* begin Task material *

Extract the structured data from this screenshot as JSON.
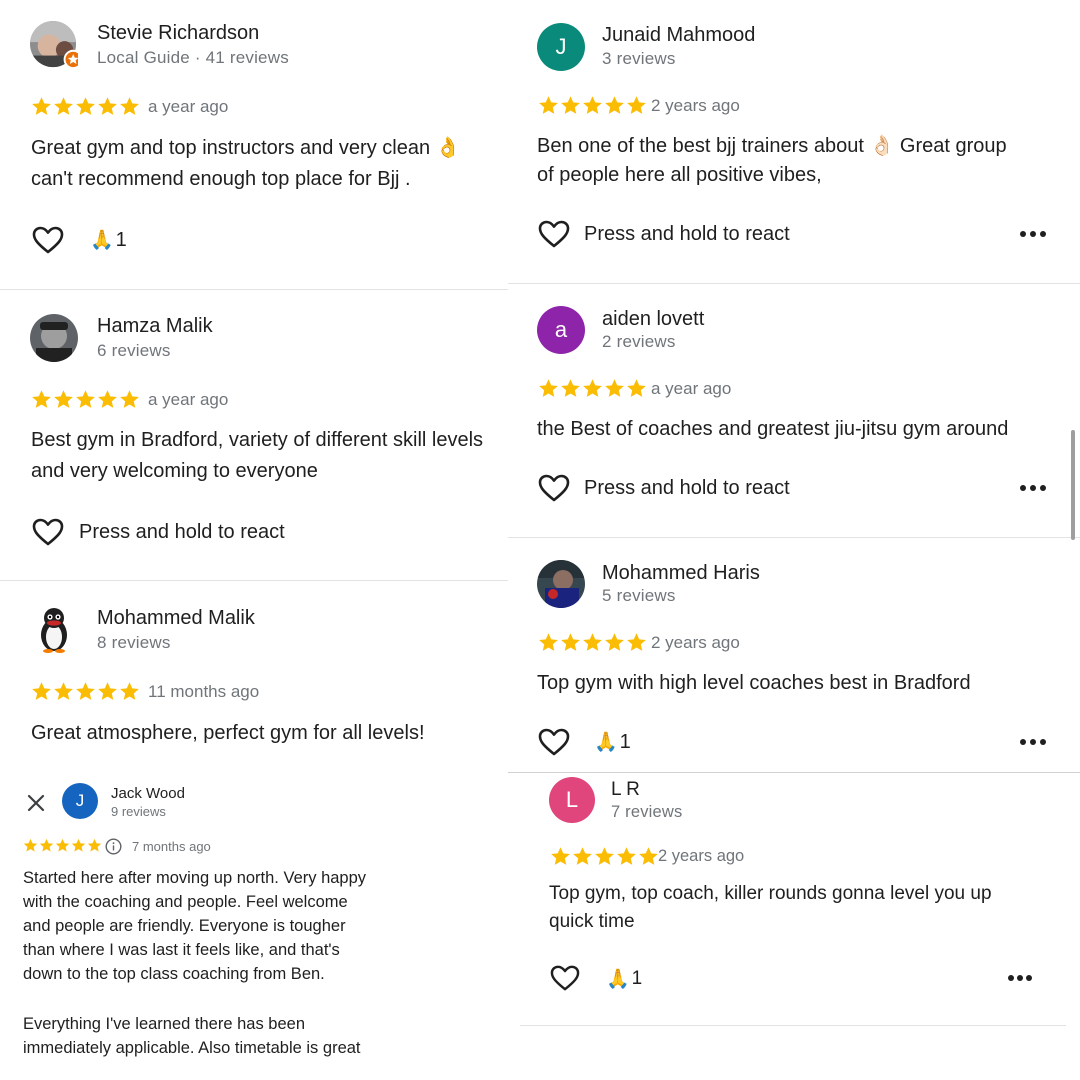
{
  "colors": {
    "star": "#fbbc04",
    "heart": "#1f1f1f",
    "avatar_junaid": "#0a8a7a",
    "avatar_aiden": "#8e24aa",
    "avatar_jack": "#1565c0",
    "avatar_lr": "#e0457b",
    "local_guide_badge": "#e8710a"
  },
  "reviews_left": [
    {
      "name": "Stevie Richardson",
      "meta": "Local Guide · 41 reviews",
      "rating": 5,
      "ago": "a year ago",
      "text_lines": [
        "Great gym and top instructors and very clean 👌",
        "can't recommend enough top place for Bjj ."
      ],
      "reaction_count": "1",
      "reaction_emoji": "🙏"
    },
    {
      "name": "Hamza Malik",
      "meta": "6 reviews",
      "rating": 5,
      "ago": "a year ago",
      "text_lines": [
        "Best gym in Bradford, variety of different skill levels",
        "and very welcoming to everyone"
      ],
      "react_label": "Press and hold to react"
    },
    {
      "name": "Mohammed Malik",
      "meta": "8 reviews",
      "rating": 5,
      "ago": "11 months ago",
      "text_lines": [
        "Great atmosphere, perfect gym for all levels!"
      ]
    }
  ],
  "jack_review": {
    "close_icon": "close-icon",
    "avatar_letter": "J",
    "name": "Jack Wood",
    "meta": "9 reviews",
    "rating": 5,
    "info_icon": "info-icon",
    "ago": "7 months ago",
    "text_lines": [
      "Started here after moving up north. Very happy",
      "with the coaching and people. Feel welcome",
      "and people are friendly. Everyone is tougher",
      "than where I was last it feels like, and that's",
      "down to the top class coaching from Ben.",
      "",
      "Everything I've learned there has been",
      "immediately applicable. Also timetable is great"
    ]
  },
  "reviews_right": [
    {
      "avatar_letter": "J",
      "name": "Junaid Mahmood",
      "meta": "3 reviews",
      "rating": 5,
      "ago": "2 years ago",
      "text_lines": [
        "Ben one of the best bjj trainers about 👌🏻  Great group",
        "of people here all positive vibes,"
      ],
      "react_label": "Press and hold to react"
    },
    {
      "avatar_letter": "a",
      "name": "aiden lovett",
      "meta": "2 reviews",
      "rating": 5,
      "ago": "a year ago",
      "text_lines": [
        "the Best of coaches and greatest jiu-jitsu  gym around"
      ],
      "react_label": "Press and hold to react"
    },
    {
      "name": "Mohammed Haris",
      "meta": "5 reviews",
      "rating": 5,
      "ago": "2 years ago",
      "text_lines": [
        "Top gym with high level coaches best in Bradford"
      ],
      "reaction_count": "1",
      "reaction_emoji": "🙏"
    },
    {
      "avatar_letter": "L",
      "name": "L R",
      "meta": "7 reviews",
      "rating": 5,
      "ago": "2 years ago",
      "text_lines": [
        "Top gym, top coach, killer rounds gonna level you up",
        "quick time"
      ],
      "reaction_count": "1",
      "reaction_emoji": "🙏"
    }
  ]
}
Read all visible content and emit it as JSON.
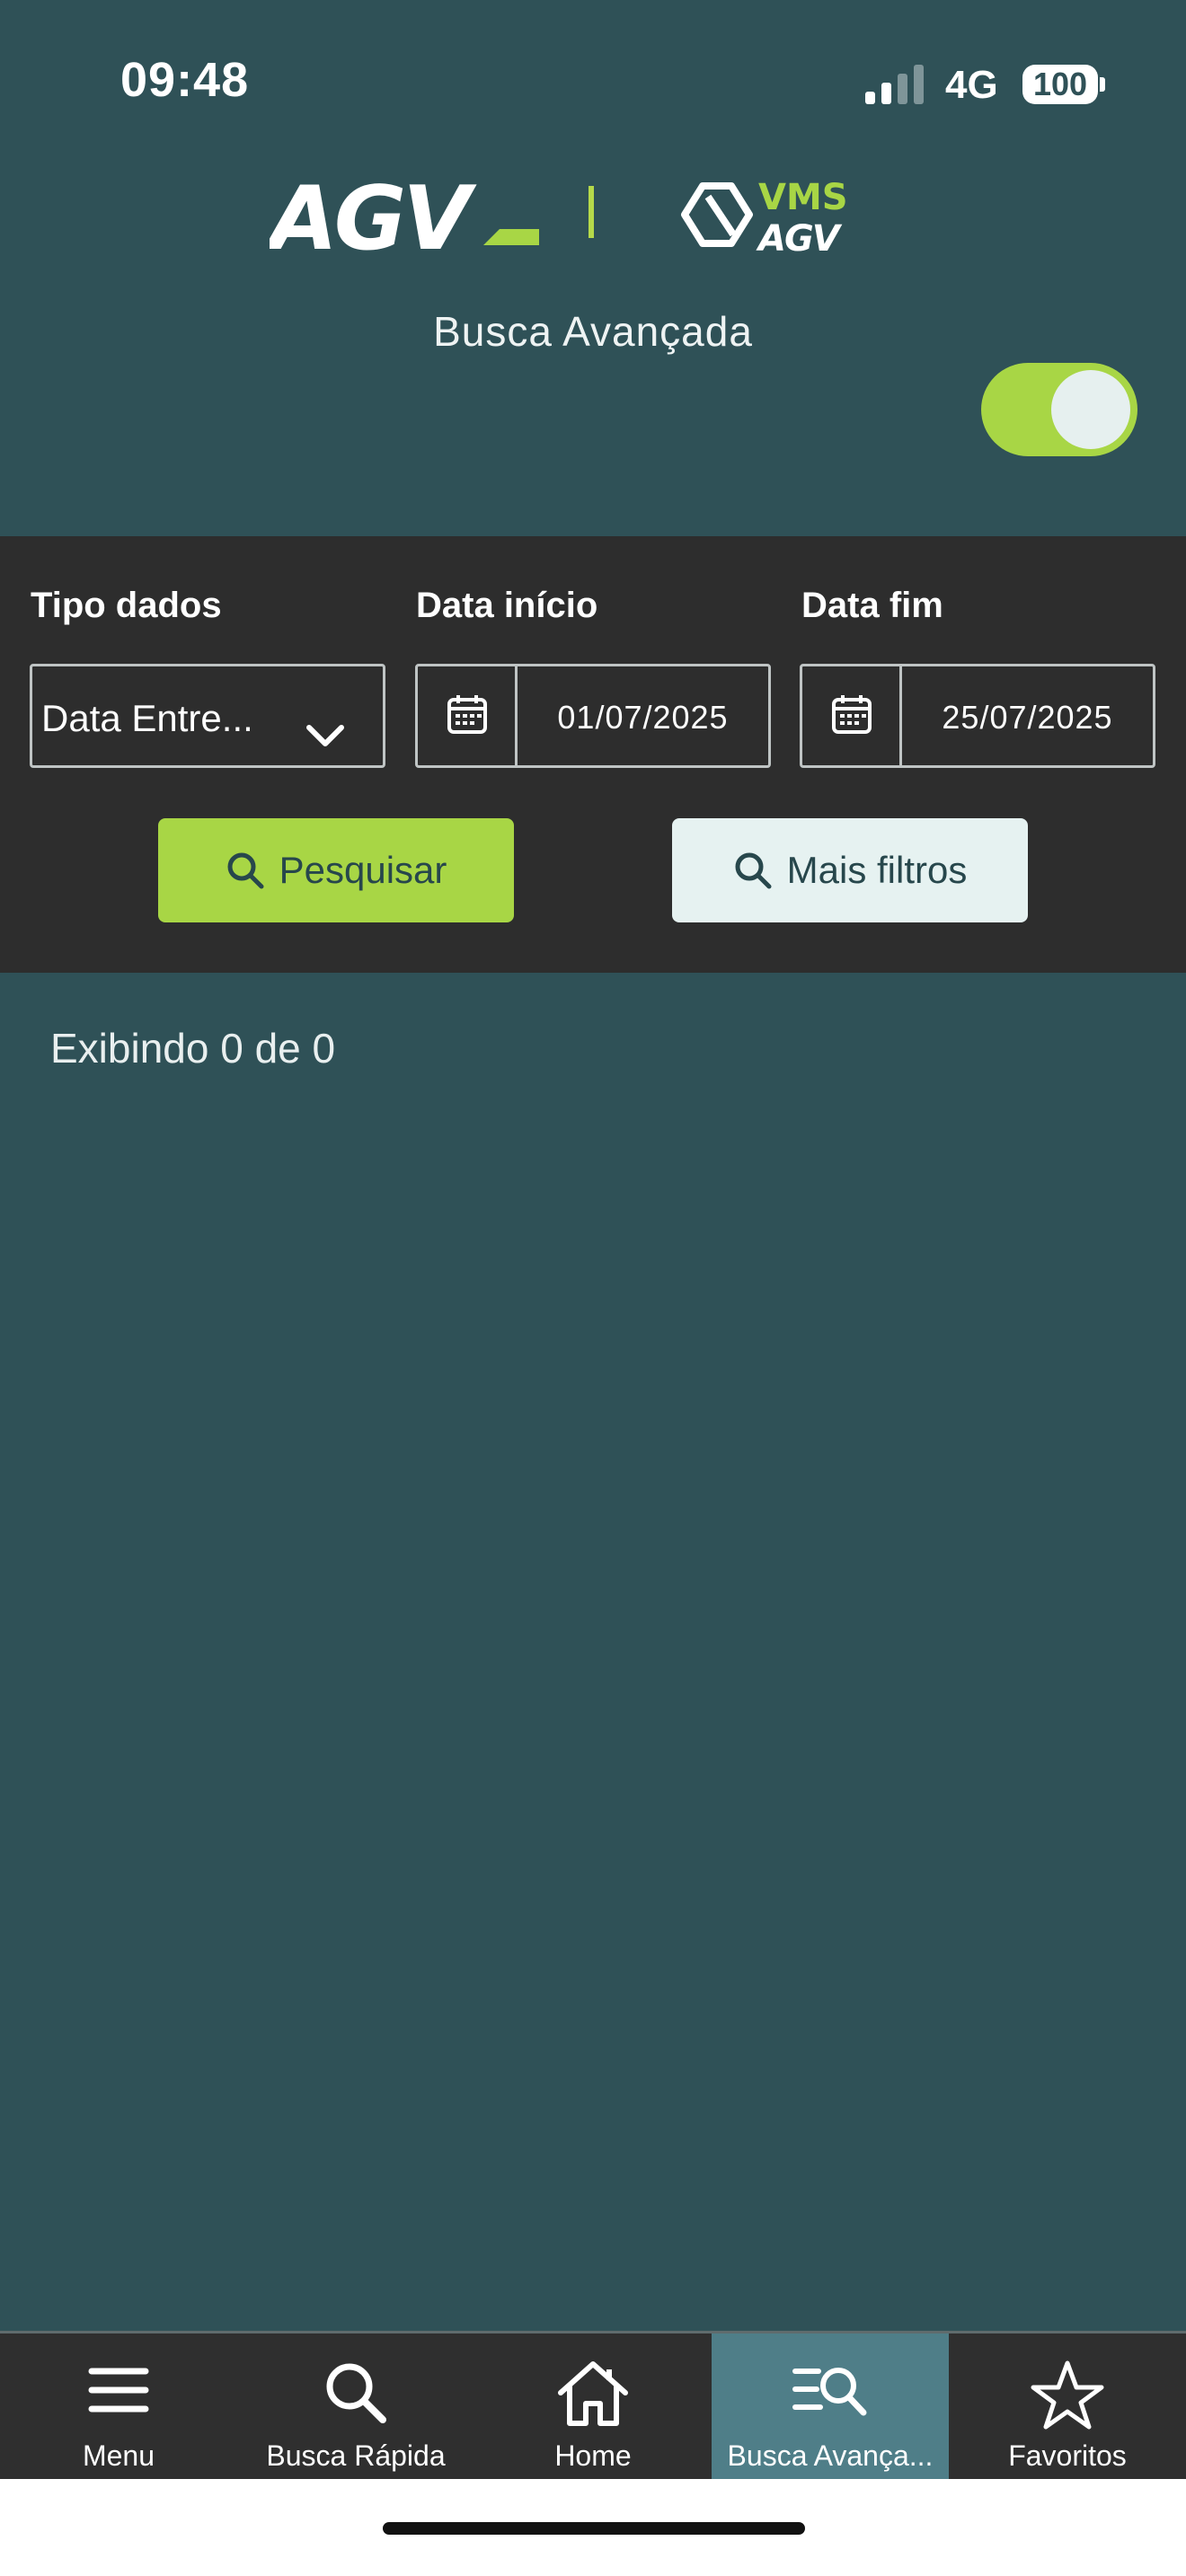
{
  "status_bar": {
    "time": "09:48",
    "network": "4G",
    "battery": "100"
  },
  "header": {
    "logo_primary": "AGV",
    "logo_secondary_top": "VMS",
    "logo_secondary_bottom": "AGV",
    "title": "Busca Avançada",
    "toggle_on": true,
    "accent_color": "#a8d645"
  },
  "filters": {
    "type_label": "Tipo dados",
    "type_value": "Data Entre...",
    "start_label": "Data início",
    "start_value": "01/07/2025",
    "end_label": "Data fim",
    "end_value": "25/07/2025",
    "search_button": "Pesquisar",
    "more_filters_button": "Mais filtros"
  },
  "results": {
    "summary": "Exibindo 0 de 0"
  },
  "bottom_nav": {
    "items": [
      {
        "label": "Menu",
        "icon": "hamburger-icon"
      },
      {
        "label": "Busca Rápida",
        "icon": "search-icon"
      },
      {
        "label": "Home",
        "icon": "home-icon"
      },
      {
        "label": "Busca Avança...",
        "icon": "advanced-search-icon",
        "active": true
      },
      {
        "label": "Favoritos",
        "icon": "star-icon"
      }
    ]
  }
}
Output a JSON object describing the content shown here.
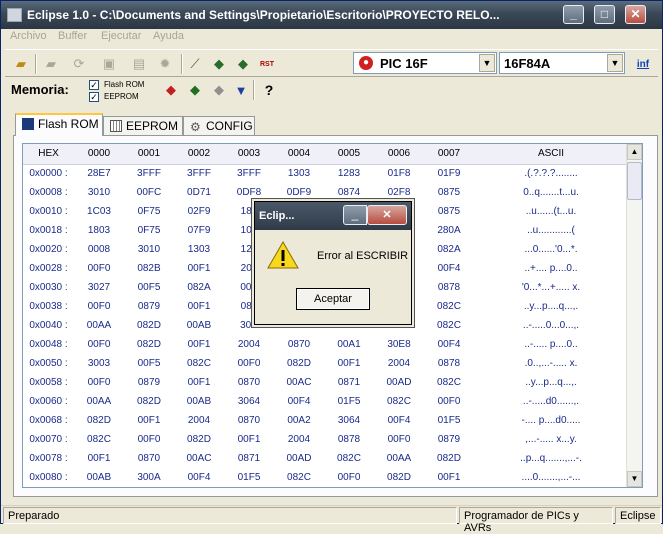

* end Task material *

▶ Goal
Except for the pictures, print the data above exactly.

▶ Expected answer
Extract the structured data from this screenshot as JSON.
{
  "colors": {
    "star": "#fbbc04",
    "heart": "#1f1f1f",
    "avatar_junaid": "#0a8a7a",
    "avatar_aiden": "#8e24aa",
    "avatar_jack": "#1565c0",
    "avatar_lr": "#e0457b",
    "local_guide_badge": "#e8710a"
  },
  "reviews_left": [
    {
      "name": "Stevie Richardson",
      "meta": "Local Guide · 41 reviews",
      "rating": 5,
      "ago": "a year ago",
      "text_lines": [
        "Great gym and top instructors and very clean 👌",
        "can't recommend enough top place for Bjj ."
      ],
      "reaction_count": "1",
      "reaction_emoji": "🙏"
    },
    {
      "name": "Hamza Malik",
      "meta": "6 reviews",
      "rating": 5,
      "ago": "a year ago",
      "text_lines": [
        "Best gym in Bradford, variety of different skill levels",
        "and very welcoming to everyone"
      ],
      "react_label": "Press and hold to react"
    },
    {
      "name": "Mohammed Malik",
      "meta": "8 reviews",
      "rating": 5,
      "ago": "11 months ago",
      "text_lines": [
        "Great atmosphere, perfect gym for all levels!"
      ]
    }
  ],
  "jack_review": {
    "close_icon": "close-icon",
    "avatar_letter": "J",
    "name": "Jack Wood",
    "meta": "9 reviews",
    "rating": 5,
    "info_icon": "info-icon",
    "ago": "7 months ago",
    "text_lines": [
      "Started here after moving up north. Very happy",
      "with the coaching and people. Feel welcome",
      "and people are friendly. Everyone is tougher",
      "than where I was last it feels like, and that's",
      "down to the top class coaching from Ben.",
      "",
      "Everything I've learned there has been",
      "immediately applicable. Also timetable is great"
    ]
  },
  "reviews_right": [
    {
      "avatar_letter": "J",
      "name": "Junaid Mahmood",
      "meta": "3 reviews",
      "rating": 5,
      "ago": "2 years ago",
      "text_lines": [
        "Ben one of the best bjj trainers about 👌🏻  Great group",
        "of people here all positive vibes,"
      ],
      "react_label": "Press and hold to react"
    },
    {
      "avatar_letter": "a",
      "name": "aiden lovett",
      "meta": "2 reviews",
      "rating": 5,
      "ago": "a year ago",
      "text_lines": [
        "the Best of coaches and greatest jiu-jitsu  gym around"
      ],
      "react_label": "Press and hold to react"
    },
    {
      "name": "Mohammed Haris",
      "meta": "5 reviews",
      "rating": 5,
      "ago": "2 years ago",
      "text_lines": [
        "Top gym with high level coaches best in Bradford"
      ],
      "reaction_count": "1",
      "reaction_emoji": "🙏"
    },
    {
      "avatar_letter": "L",
      "name": "L R",
      "meta": "7 reviews",
      "rating": 5,
      "ago": "2 years ago",
      "text_lines": [
        "Top gym, top coach, killer rounds gonna level you up",
        "quick time"
      ],
      "reaction_count": "1",
      "reaction_emoji": "🙏"
    }
  ]
}
Read all visible content and emit it as JSON.
{
  "status_bar": {
    "time": "09:48",
    "network": "4G",
    "battery": "100"
  },
  "header": {
    "logo_primary": "AGV",
    "logo_secondary_top": "VMS",
    "logo_secondary_bottom": "AGV",
    "title": "Busca Avançada",
    "toggle_on": true,
    "accent_color": "#a8d645"
  },
  "filters": {
    "type_label": "Tipo dados",
    "type_value": "Data Entre...",
    "start_label": "Data início",
    "start_value": "01/07/2025",
    "end_label": "Data fim",
    "end_value": "25/07/2025",
    "search_button": "Pesquisar",
    "more_filters_button": "Mais filtros"
  },
  "results": {
    "summary": "Exibindo 0 de 0"
  },
  "bottom_nav": {
    "items": [
      {
        "label": "Menu",
        "icon": "hamburger-icon"
      },
      {
        "label": "Busca Rápida",
        "icon": "search-icon"
      },
      {
        "label": "Home",
        "icon": "home-icon"
      },
      {
        "label": "Busca Avança...",
        "icon": "advanced-search-icon",
        "active": true
      },
      {
        "label": "Favoritos",
        "icon": "star-icon"
      }
    ]
  }
}
Output a JSON object describing the content shown here.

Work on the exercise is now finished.